Description of the task: Transcribe all the entries word for word, but omit the images.
╭─ Information given
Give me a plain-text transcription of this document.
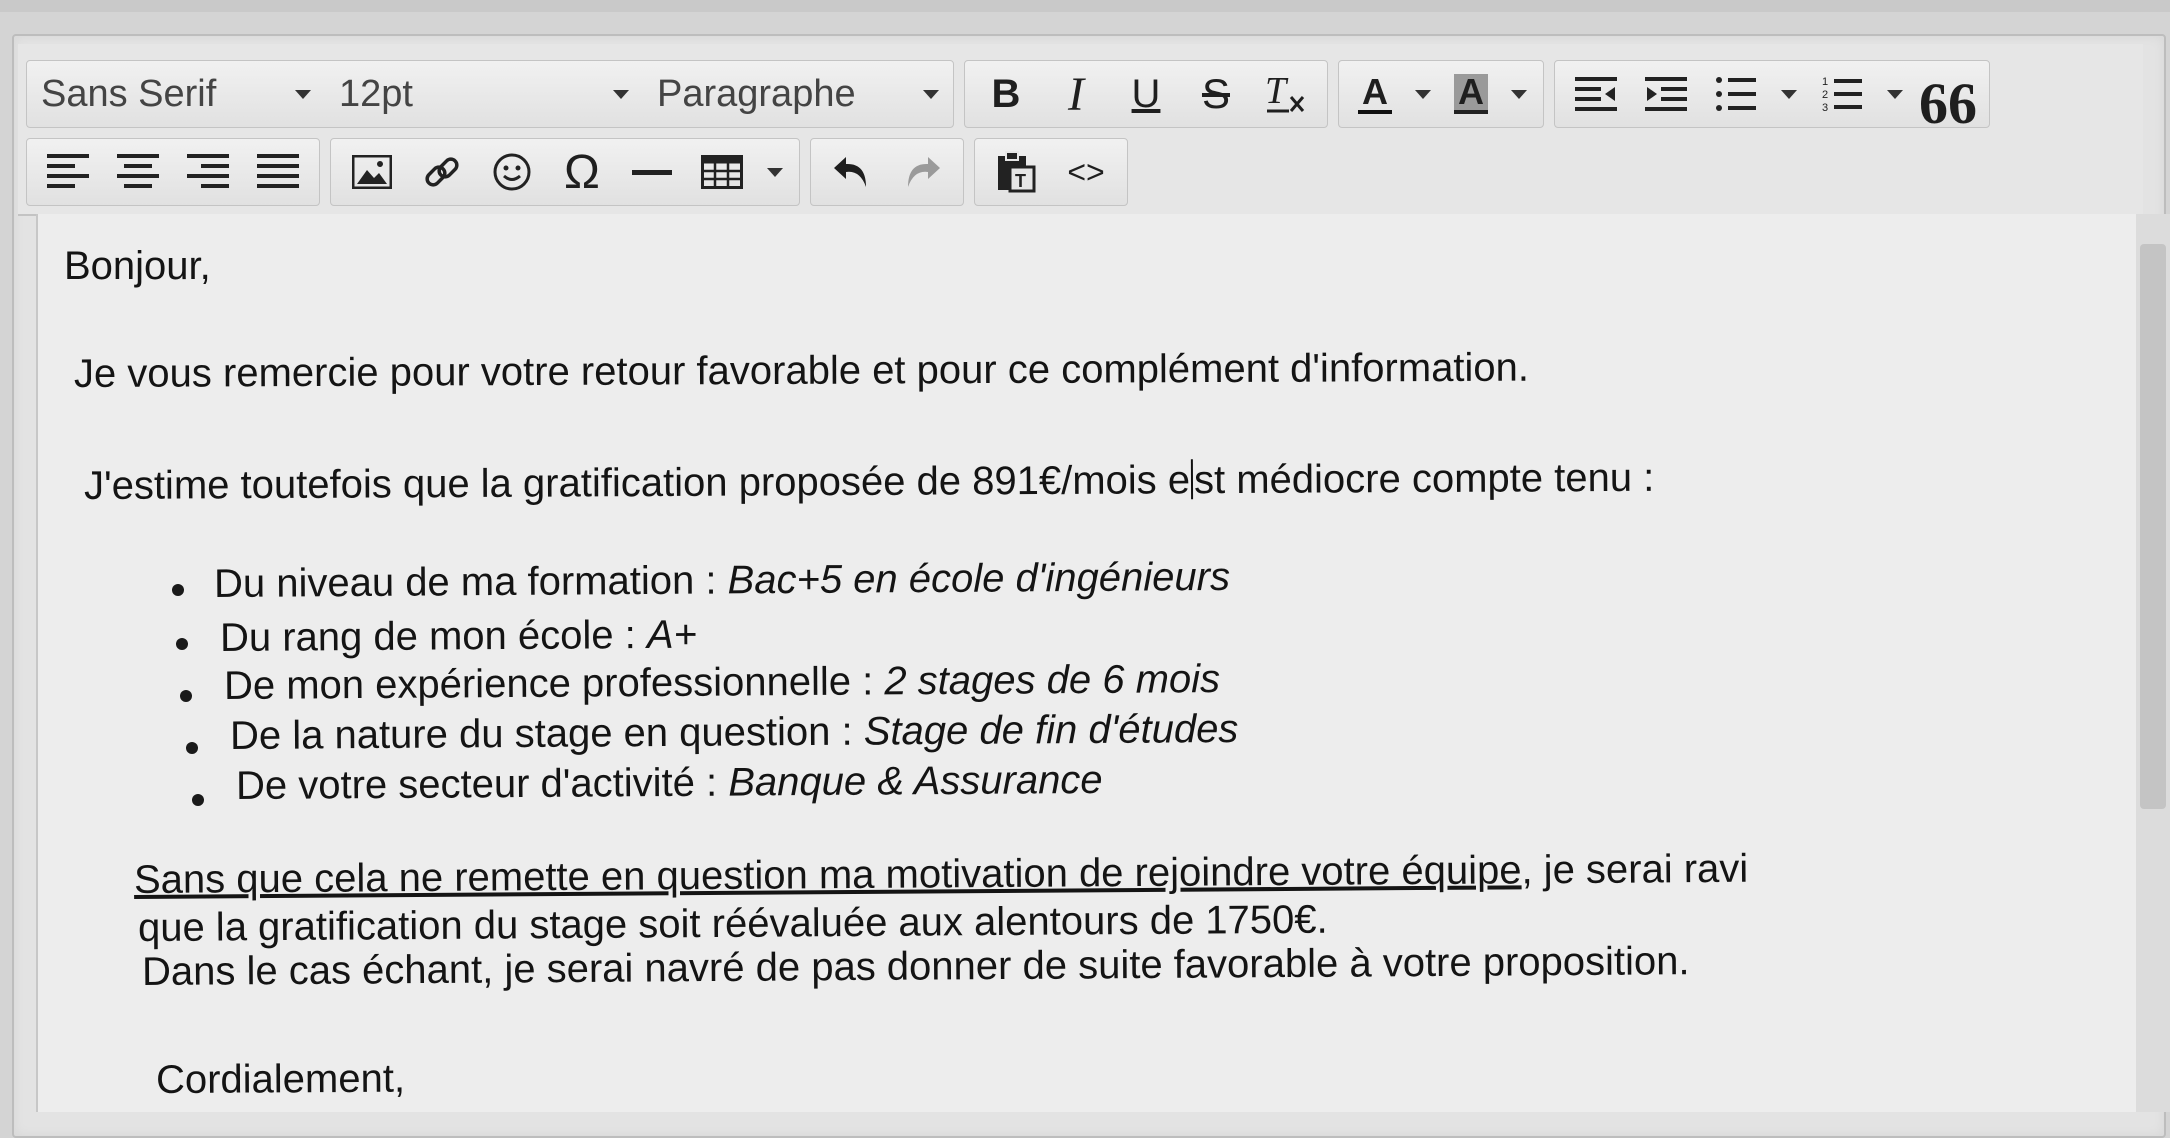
Sans Serif	12pt	Paragraphe	B I U S T A A	1
2
3 66
Ω	T <>
Bonjour,
Je vous remercie pour votre retour favorable et pour ce complément d'information.
J'estime toutefois que la gratification proposée de 891€/mois est médiocre compte tenu :
Du niveau de ma formation : Bac+5 en école d'ingénieurs
Du rang de mon école : A+
De mon expérience professionnelle : 2 stages de 6 mois
De la nature du stage en question : Stage de fin d'études
De votre secteur d'activité : Banque & Assurance
Sans que cela ne remette en question ma motivation de rejoindre votre équipe, je serai ravi
que la gratification du stage soit réévaluée aux alentours de 1750€.
Dans le cas échant, je serai navré de pas donner de suite favorable à votre proposition.
Cordialement,
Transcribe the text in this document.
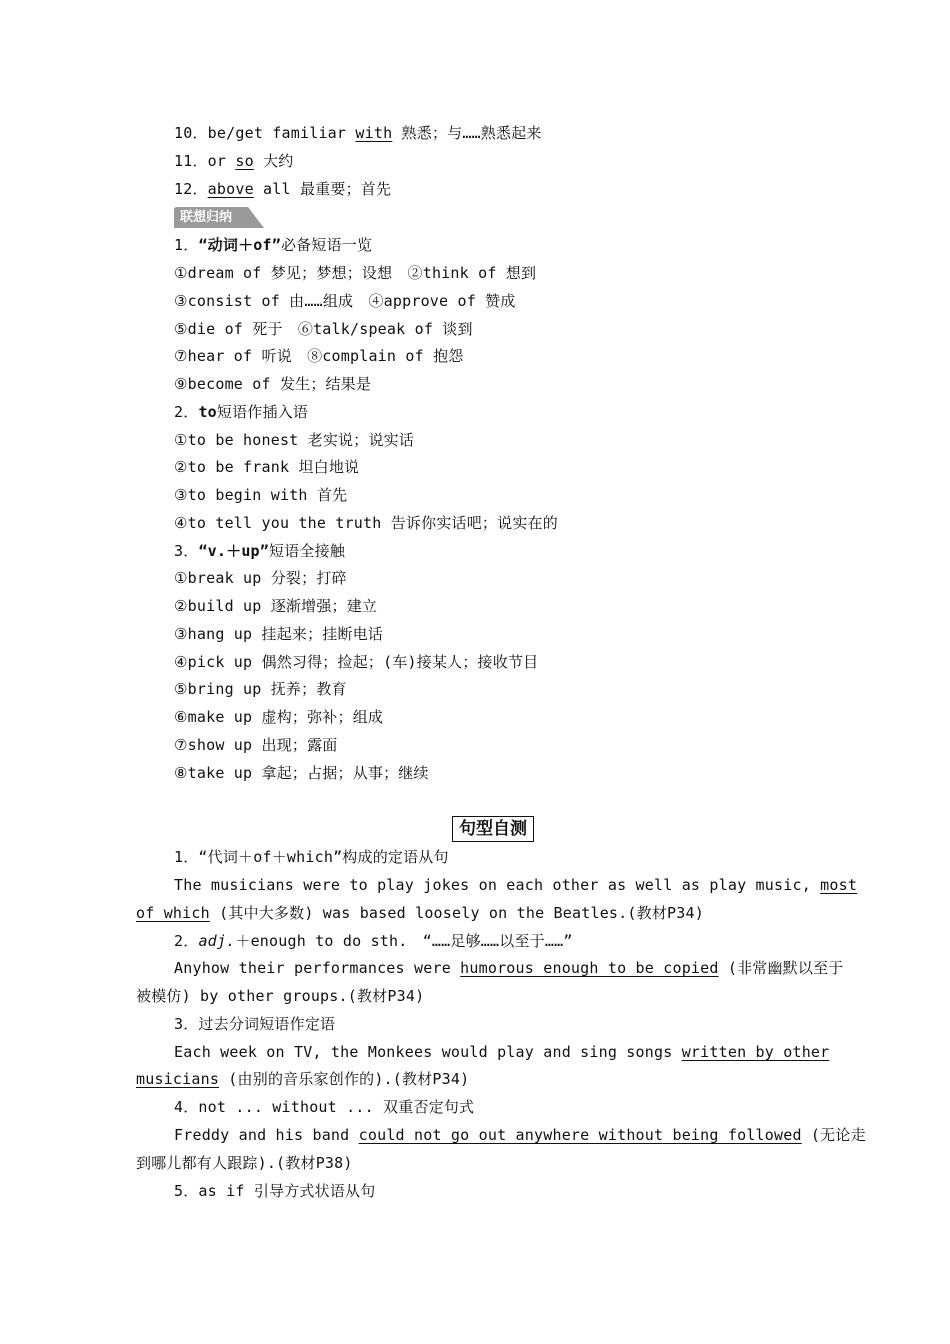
10．be/get familiar with 熟悉；与……熟悉起来
11．or so 大约
12．above all 最重要；首先
联想归纳
1．“动词＋of”必备短语一览
①dream of 梦见；梦想；设想　②think of 想到
③consist of 由……组成　④approve of 赞成
⑤die of 死于　⑥talk/speak of 谈到
⑦hear of 听说　⑧complain of 抱怨
⑨become of 发生；结果是
2．to短语作插入语
①to be honest 老实说；说实话
②to be frank 坦白地说
③to begin with 首先
④to tell you the truth 告诉你实话吧；说实在的
3．“v.＋up”短语全接触
①break up 分裂；打碎
②build up 逐渐增强；建立
③hang up 挂起来；挂断电话
④pick up 偶然习得；捡起；(车)接某人；接收节目
⑤bring up 抚养；教育
⑥make up 虚构；弥补；组成
⑦show up 出现；露面
⑧take up 拿起；占据；从事；继续
句型自测
1．“代词＋of＋which”构成的定语从句
The musicians were to play jokes on each other as well as play music, most
of which (其中大多数) was based loosely on the Beatles.(教材P34)
2．adj.＋enough to do sth.　“……足够……以至于……”
Anyhow their performances were humorous enough to be copied (非常幽默以至于
被模仿) by other groups.(教材P34)
3．过去分词短语作定语
Each week on TV, the Monkees would play and sing songs written by other
musicians (由别的音乐家创作的).(教材P34)
4．not ... without ... 双重否定句式
Freddy and his band could not go out anywhere without being followed (无论走
到哪儿都有人跟踪).(教材P38)
5．as if 引导方式状语从句
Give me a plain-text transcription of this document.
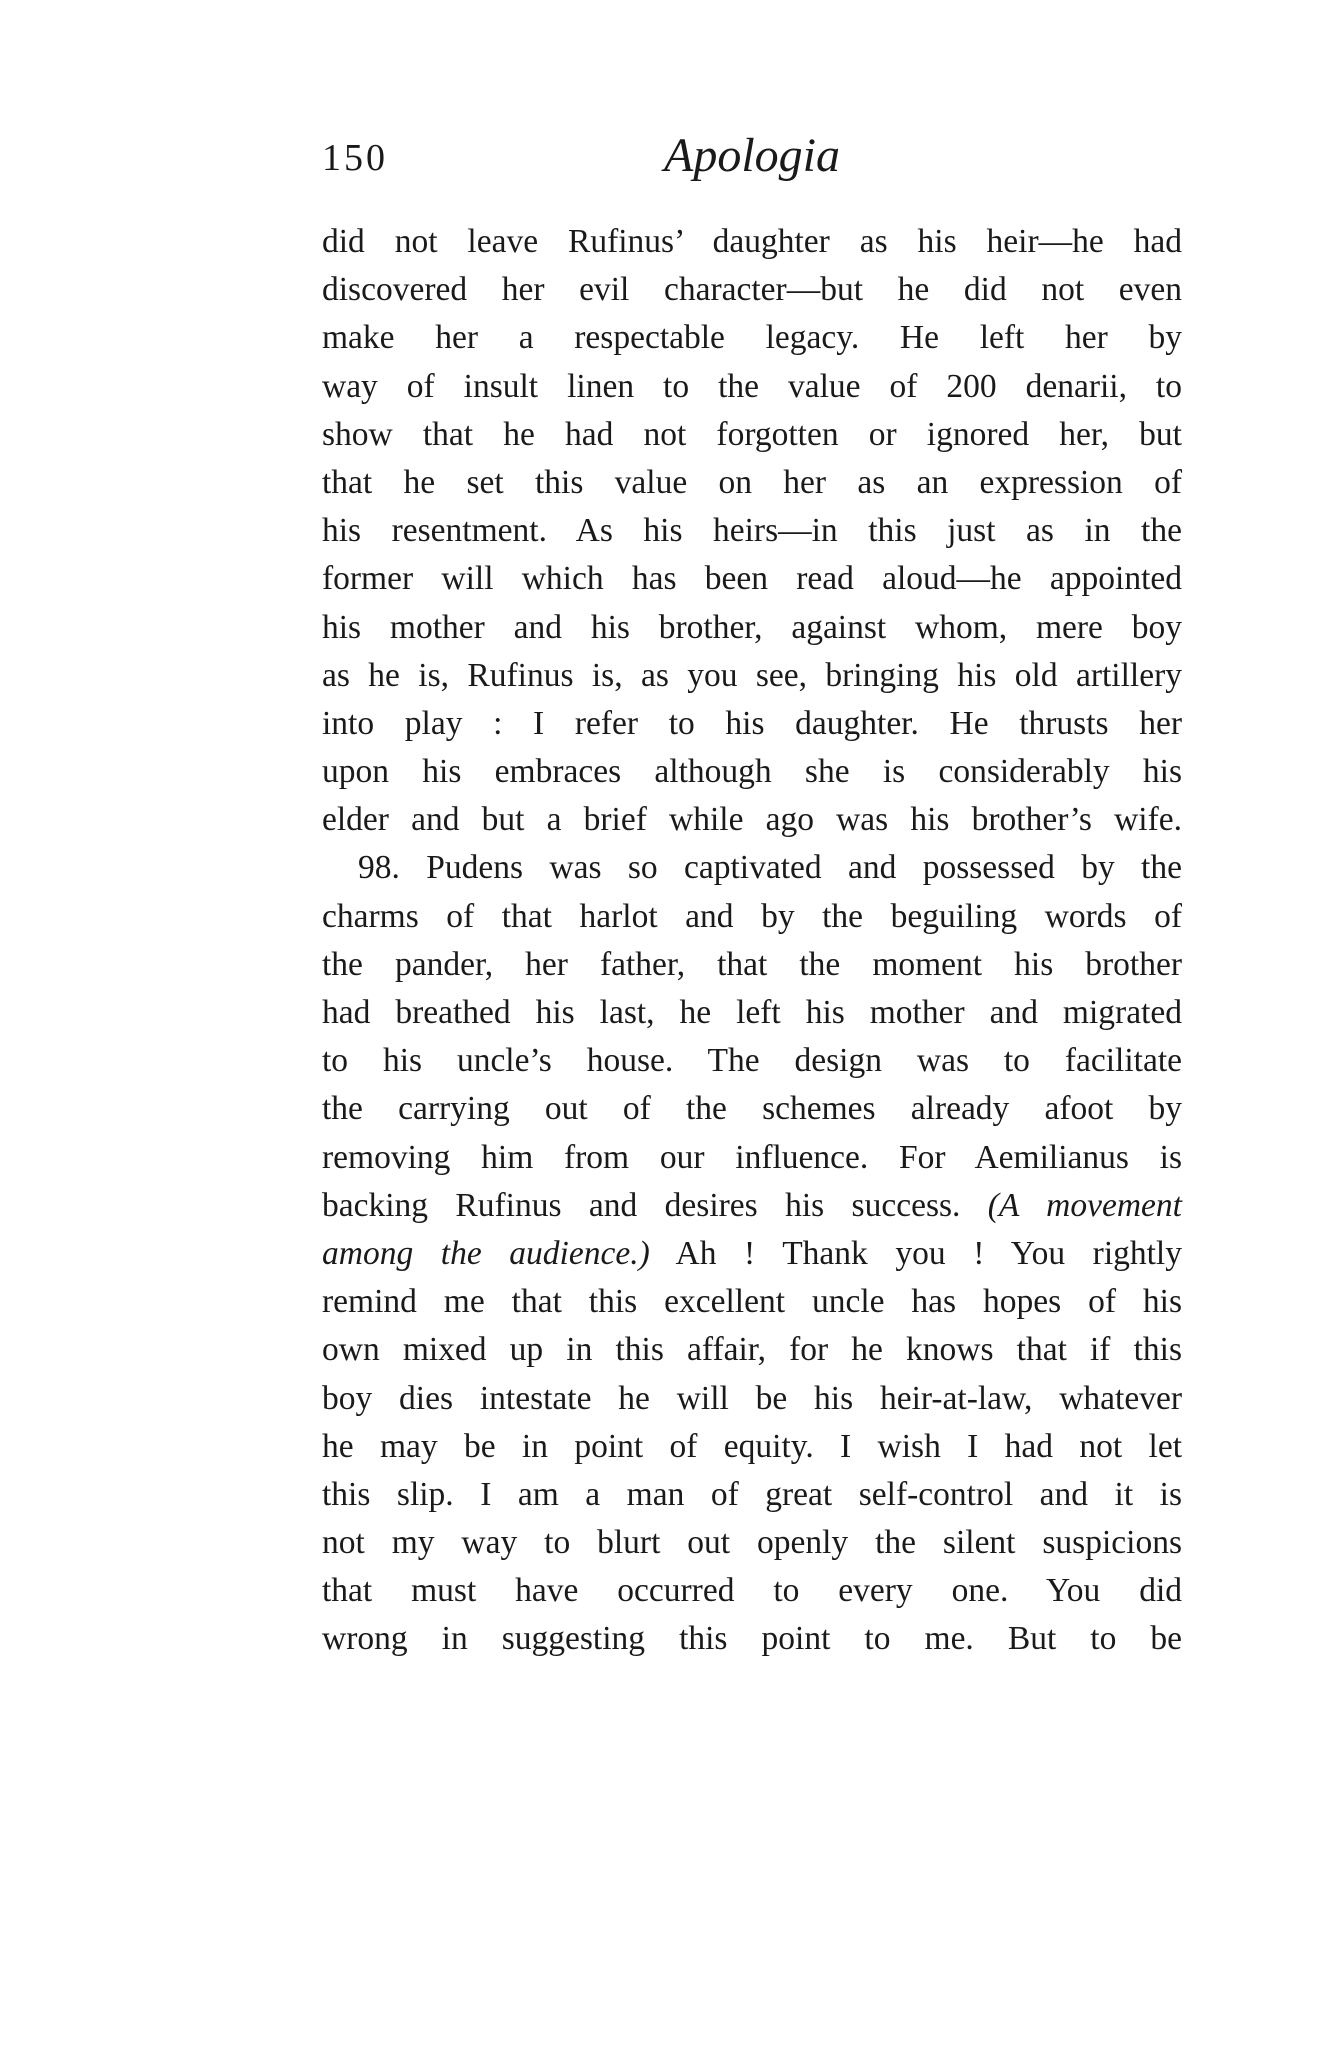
150	Apologia
did not leave Rufinus’ daughter as his heir—he had
discovered her evil character—but he did not even
make her a respectable legacy. He left her by
way of insult linen to the value of 200 denarii, to
show that he had not forgotten or ignored her, but
that he set this value on her as an expression of
his resentment. As his heirs—in this just as in the
former will which has been read aloud—he appointed
his mother and his brother, against whom, mere boy
as he is, Rufinus is, as you see, bringing his old artillery
into play : I refer to his daughter. He thrusts her
upon his embraces although she is considerably his
elder and but a brief while ago was his brother’s wife.
98. Pudens was so captivated and possessed by the
charms of that harlot and by the beguiling words of
the pander, her father, that the moment his brother
had breathed his last, he left his mother and migrated
to his uncle’s house. The design was to facilitate
the carrying out of the schemes already afoot by
removing him from our influence. For Aemilianus is
backing Rufinus and desires his success. (A movement
among the audience.) Ah ! Thank you ! You rightly
remind me that this excellent uncle has hopes of his
own mixed up in this affair, for he knows that if this
boy dies intestate he will be his heir-at-law, whatever
he may be in point of equity. I wish I had not let
this slip. I am a man of great self-control and it is
not my way to blurt out openly the silent suspicions
that must have occurred to every one. You did
wrong in suggesting this point to me. But to be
╰─
Answer:
Give me a plain-text transcription of this document.
Sans Serif	12pt	Paragraphe	B I U S T A A	1
2
3 66
Ω	T <>
Bonjour,
Je vous remercie pour votre retour favorable et pour ce complément d'information.
J'estime toutefois que la gratification proposée de 891€/mois est médiocre compte tenu :
Du niveau de ma formation : Bac+5 en école d'ingénieurs
Du rang de mon école : A+
De mon expérience professionnelle : 2 stages de 6 mois
De la nature du stage en question : Stage de fin d'études
De votre secteur d'activité : Banque & Assurance
Sans que cela ne remette en question ma motivation de rejoindre votre équipe, je serai ravi
que la gratification du stage soit réévaluée aux alentours de 1750€.
Dans le cas échant, je serai navré de pas donner de suite favorable à votre proposition.
Cordialement,
Transcribe the text in this document.
10．be/get familiar with 熟悉；与……熟悉起来
11．or so 大约
12．above all 最重要；首先
联想归纳
1．“动词＋of”必备短语一览
①dream of 梦见；梦想；设想　②think of 想到
③consist of 由……组成　④approve of 赞成
⑤die of 死于　⑥talk/speak of 谈到
⑦hear of 听说　⑧complain of 抱怨
⑨become of 发生；结果是
2．to短语作插入语
①to be honest 老实说；说实话
②to be frank 坦白地说
③to begin with 首先
④to tell you the truth 告诉你实话吧；说实在的
3．“v.＋up”短语全接触
①break up 分裂；打碎
②build up 逐渐增强；建立
③hang up 挂起来；挂断电话
④pick up 偶然习得；捡起；(车)接某人；接收节目
⑤bring up 抚养；教育
⑥make up 虚构；弥补；组成
⑦show up 出现；露面
⑧take up 拿起；占据；从事；继续
句型自测
1．“代词＋of＋which”构成的定语从句
The musicians were to play jokes on each other as well as play music, most
of which (其中大多数) was based loosely on the Beatles.(教材P34)
2．adj.＋enough to do sth.　“……足够……以至于……”
Anyhow their performances were humorous enough to be copied (非常幽默以至于
被模仿) by other groups.(教材P34)
3．过去分词短语作定语
Each week on TV, the Monkees would play and sing songs written by other
musicians (由别的音乐家创作的).(教材P34)
4．not ... without ... 双重否定句式
Freddy and his band could not go out anywhere without being followed (无论走
到哪儿都有人跟踪).(教材P38)
5．as if 引导方式状语从句
Give me a plain-text transcription of this document.
150	Apologia
did not leave Rufinus’ daughter as his heir—he had
discovered her evil character—but he did not even
make her a respectable legacy. He left her by
way of insult linen to the value of 200 denarii, to
show that he had not forgotten or ignored her, but
that he set this value on her as an expression of
his resentment. As his heirs—in this just as in the
former will which has been read aloud—he appointed
his mother and his brother, against whom, mere boy
as he is, Rufinus is, as you see, bringing his old artillery
into play : I refer to his daughter. He thrusts her
upon his embraces although she is considerably his
elder and but a brief while ago was his brother’s wife.
98. Pudens was so captivated and possessed by the
charms of that harlot and by the beguiling words of
the pander, her father, that the moment his brother
had breathed his last, he left his mother and migrated
to his uncle’s house. The design was to facilitate
the carrying out of the schemes already afoot by
removing him from our influence. For Aemilianus is
backing Rufinus and desires his success. (A movement
among the audience.) Ah ! Thank you ! You rightly
remind me that this excellent uncle has hopes of his
own mixed up in this affair, for he knows that if this
boy dies intestate he will be his heir-at-law, whatever
he may be in point of equity. I wish I had not let
this slip. I am a man of great self-control and it is
not my way to blurt out openly the silent suspicions
that must have occurred to every one. You did
wrong in suggesting this point to me. But to be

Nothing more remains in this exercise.